Records from a data collection

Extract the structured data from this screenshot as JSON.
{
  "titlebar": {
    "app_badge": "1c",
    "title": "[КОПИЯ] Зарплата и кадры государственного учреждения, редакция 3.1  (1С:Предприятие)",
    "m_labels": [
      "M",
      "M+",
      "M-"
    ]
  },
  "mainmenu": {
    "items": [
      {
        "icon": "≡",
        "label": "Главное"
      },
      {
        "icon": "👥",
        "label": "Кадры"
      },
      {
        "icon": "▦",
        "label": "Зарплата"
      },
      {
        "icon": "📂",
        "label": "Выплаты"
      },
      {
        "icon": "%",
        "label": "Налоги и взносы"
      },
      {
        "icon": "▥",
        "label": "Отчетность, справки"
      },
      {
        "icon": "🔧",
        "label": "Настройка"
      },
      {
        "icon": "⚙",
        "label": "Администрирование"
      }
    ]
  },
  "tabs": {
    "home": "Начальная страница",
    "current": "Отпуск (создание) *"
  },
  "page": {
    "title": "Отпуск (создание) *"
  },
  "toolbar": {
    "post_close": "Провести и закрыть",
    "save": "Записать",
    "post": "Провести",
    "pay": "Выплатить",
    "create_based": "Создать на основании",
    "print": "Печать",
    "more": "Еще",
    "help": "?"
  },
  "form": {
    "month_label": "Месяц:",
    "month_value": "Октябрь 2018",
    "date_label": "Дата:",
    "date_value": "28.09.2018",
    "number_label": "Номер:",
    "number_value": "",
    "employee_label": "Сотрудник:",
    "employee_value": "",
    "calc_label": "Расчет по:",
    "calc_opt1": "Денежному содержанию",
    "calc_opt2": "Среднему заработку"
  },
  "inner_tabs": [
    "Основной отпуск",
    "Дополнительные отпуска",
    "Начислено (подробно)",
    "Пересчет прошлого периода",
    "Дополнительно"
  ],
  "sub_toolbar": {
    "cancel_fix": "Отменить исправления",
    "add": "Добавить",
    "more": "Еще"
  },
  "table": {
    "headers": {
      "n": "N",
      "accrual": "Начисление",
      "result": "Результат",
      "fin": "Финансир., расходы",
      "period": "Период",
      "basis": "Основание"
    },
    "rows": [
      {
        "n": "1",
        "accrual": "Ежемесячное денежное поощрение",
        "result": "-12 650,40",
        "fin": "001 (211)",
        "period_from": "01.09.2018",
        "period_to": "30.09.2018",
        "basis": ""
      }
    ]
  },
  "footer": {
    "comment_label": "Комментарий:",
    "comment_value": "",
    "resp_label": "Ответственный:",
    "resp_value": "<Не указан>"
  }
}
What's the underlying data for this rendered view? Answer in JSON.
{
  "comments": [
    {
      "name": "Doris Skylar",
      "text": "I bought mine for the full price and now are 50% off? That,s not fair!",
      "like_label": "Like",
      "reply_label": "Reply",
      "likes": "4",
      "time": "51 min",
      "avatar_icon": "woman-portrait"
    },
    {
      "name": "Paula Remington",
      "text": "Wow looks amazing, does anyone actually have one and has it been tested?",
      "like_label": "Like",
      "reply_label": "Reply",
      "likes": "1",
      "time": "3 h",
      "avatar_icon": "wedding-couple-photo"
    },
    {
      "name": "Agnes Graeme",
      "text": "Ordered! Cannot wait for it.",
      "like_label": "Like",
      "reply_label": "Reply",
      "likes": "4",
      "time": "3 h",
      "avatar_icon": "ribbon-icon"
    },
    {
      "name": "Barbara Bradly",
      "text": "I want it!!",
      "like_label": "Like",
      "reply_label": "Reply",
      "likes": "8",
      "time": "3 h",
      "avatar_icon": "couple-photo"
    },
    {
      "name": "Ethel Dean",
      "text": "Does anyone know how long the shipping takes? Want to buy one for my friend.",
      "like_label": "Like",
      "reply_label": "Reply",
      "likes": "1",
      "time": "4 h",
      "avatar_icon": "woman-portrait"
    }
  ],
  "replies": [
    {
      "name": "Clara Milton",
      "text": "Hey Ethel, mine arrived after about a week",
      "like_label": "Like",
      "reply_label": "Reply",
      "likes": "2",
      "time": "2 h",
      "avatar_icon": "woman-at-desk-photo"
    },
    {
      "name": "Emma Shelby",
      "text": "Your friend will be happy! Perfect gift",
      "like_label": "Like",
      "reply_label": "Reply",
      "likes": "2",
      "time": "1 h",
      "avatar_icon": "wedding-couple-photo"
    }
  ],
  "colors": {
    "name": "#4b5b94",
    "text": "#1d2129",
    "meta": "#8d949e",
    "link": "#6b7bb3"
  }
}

--

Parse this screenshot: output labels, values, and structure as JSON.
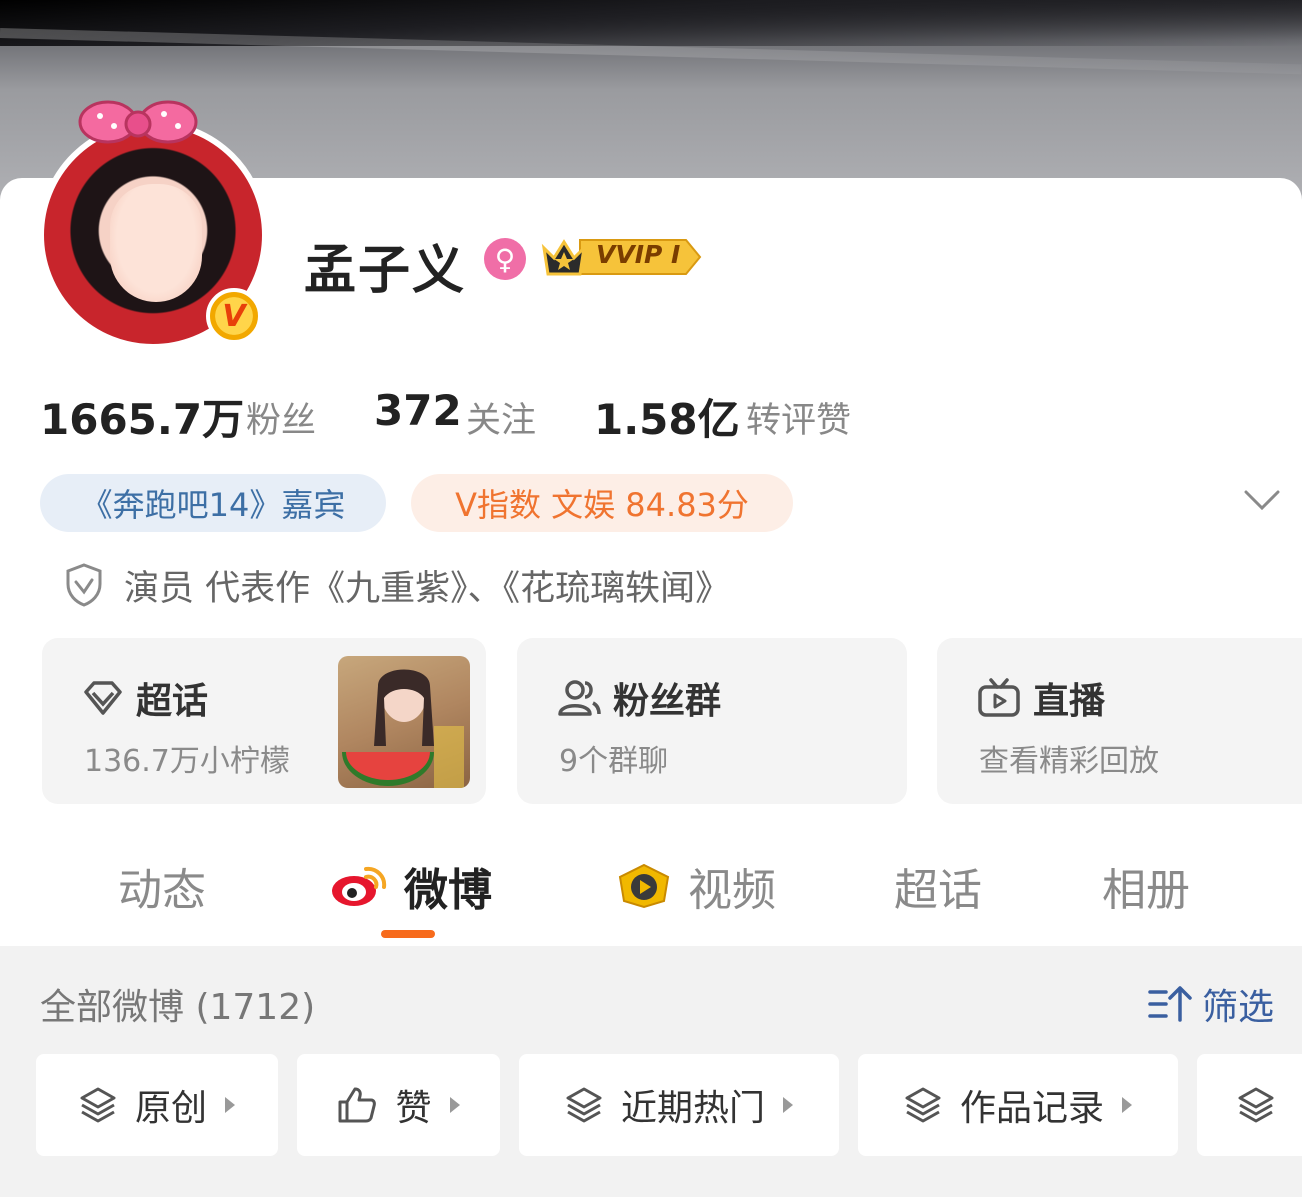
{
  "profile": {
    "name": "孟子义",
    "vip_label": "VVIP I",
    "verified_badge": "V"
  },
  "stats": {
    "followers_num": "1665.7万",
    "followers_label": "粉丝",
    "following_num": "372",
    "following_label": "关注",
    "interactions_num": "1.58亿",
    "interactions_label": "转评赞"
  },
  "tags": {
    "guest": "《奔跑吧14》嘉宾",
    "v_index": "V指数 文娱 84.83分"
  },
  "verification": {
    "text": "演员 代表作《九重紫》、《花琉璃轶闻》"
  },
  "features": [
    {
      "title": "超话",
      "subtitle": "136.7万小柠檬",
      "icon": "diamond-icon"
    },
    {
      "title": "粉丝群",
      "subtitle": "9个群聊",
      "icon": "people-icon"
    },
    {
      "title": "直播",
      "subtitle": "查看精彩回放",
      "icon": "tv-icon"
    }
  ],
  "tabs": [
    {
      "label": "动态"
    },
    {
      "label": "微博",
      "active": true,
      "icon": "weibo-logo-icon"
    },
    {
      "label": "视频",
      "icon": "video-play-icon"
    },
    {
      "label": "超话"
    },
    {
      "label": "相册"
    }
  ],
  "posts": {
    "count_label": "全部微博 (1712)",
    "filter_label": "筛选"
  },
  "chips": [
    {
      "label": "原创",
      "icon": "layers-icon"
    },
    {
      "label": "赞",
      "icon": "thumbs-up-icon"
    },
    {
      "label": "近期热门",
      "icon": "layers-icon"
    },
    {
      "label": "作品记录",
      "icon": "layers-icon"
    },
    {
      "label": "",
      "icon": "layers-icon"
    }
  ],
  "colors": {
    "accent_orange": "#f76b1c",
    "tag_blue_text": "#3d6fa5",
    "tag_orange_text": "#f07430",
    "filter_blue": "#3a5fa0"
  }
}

PROBLEM
Every line of the listing that holds "screenshot" should be found and copied.

SOLUTION TO THIS PROBLEM
Extract the structured data from this screenshot as JSON.
Parse this screenshot: output labels, values, and structure as JSON.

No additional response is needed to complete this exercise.